**DOCUMENT:**
□ □ □ □ □
The applications tide is still rising, especially in North America, both in terms of numbers and variety. The products we have seen the most of until now—combining colors, hard structure with soft-grip surface—are the tip of a big iceberg.


NOW: A cooperative development between moldmaker Weber and machine maker Arburg, this mold for telephone housings offers another cycle-shortening solution for multimolding. In the photo, the finished two-material housings are being robotically removed while the mold is closed and simultaneous shots are being made and held. In this mold there are three banks of four cavities arranged in a triangular layout, and the mold rotates 120° using a rotary machine platen. The first and second stations mold the two materials sequentially. Concurrently, the third station is exposed by a cutout on the nonrotating mold half for part removal. Another time saver: The mold opens only enough to turn one half; no time is added for the robot to enter and exit.
□ □ □ □ □
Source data
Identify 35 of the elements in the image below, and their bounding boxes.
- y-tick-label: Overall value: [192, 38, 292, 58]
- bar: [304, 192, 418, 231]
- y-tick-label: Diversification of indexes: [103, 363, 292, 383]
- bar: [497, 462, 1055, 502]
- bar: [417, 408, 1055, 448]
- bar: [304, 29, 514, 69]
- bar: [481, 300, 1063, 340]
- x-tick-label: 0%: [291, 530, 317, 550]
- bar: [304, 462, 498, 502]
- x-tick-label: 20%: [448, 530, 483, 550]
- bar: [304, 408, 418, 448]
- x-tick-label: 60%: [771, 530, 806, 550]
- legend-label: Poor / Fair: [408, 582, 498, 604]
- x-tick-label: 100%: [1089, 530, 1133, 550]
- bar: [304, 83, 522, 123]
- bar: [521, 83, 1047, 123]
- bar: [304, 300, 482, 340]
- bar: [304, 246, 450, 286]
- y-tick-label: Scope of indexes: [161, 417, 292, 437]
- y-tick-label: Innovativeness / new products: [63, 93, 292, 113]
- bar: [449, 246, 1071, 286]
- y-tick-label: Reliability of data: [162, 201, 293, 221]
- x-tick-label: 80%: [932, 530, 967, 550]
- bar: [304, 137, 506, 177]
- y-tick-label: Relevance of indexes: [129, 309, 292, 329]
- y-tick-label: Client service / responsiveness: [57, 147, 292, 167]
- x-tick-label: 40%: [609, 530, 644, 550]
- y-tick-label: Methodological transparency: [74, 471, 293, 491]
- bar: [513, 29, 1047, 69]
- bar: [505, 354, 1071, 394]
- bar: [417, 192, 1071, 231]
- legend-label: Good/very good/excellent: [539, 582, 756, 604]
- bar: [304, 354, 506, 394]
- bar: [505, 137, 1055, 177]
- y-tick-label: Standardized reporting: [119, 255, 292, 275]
□ □ □ □ □
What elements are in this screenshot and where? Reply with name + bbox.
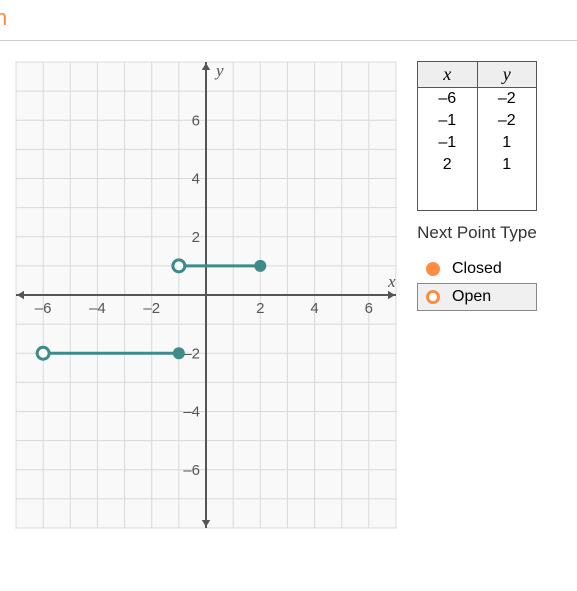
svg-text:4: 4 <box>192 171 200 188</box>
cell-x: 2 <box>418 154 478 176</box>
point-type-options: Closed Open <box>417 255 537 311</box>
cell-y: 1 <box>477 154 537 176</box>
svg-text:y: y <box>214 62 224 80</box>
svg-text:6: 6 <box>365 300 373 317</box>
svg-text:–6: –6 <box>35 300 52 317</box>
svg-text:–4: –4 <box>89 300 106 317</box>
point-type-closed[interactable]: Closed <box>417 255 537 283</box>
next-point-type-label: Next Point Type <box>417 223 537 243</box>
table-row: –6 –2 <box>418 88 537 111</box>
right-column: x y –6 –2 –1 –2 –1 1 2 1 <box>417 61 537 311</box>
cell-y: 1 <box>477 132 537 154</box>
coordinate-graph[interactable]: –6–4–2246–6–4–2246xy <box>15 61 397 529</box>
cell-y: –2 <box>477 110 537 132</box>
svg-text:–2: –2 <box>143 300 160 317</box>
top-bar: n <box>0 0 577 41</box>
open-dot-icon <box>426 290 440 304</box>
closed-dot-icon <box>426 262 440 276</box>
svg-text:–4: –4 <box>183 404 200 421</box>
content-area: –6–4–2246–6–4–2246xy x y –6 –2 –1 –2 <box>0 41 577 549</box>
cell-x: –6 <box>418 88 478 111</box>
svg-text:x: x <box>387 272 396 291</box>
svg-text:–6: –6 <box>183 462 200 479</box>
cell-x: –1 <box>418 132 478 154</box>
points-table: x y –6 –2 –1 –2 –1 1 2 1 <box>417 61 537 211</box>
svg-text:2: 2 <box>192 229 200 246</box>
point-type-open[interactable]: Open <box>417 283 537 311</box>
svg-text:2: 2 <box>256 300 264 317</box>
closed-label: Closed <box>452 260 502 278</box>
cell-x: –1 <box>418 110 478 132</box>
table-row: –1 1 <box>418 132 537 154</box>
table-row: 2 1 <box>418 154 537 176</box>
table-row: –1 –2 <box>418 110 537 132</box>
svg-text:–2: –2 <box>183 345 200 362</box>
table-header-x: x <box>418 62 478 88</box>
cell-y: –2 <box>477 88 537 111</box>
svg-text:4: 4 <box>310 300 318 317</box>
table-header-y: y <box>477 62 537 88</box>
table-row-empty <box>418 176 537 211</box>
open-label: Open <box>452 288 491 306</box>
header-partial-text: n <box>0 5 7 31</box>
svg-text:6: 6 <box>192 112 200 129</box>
□ □ □ □ □
Revise the molding passage, writing out everything from "The applications tide" down to "a big iceberg." with "iceberg" changed to "glacier".

The applications tide is still rising, especially in North America, both in terms of numbers and variety. The products we have seen the most of until now—combining colors, hard structure with soft-grip surface—are the tip of a big glacier.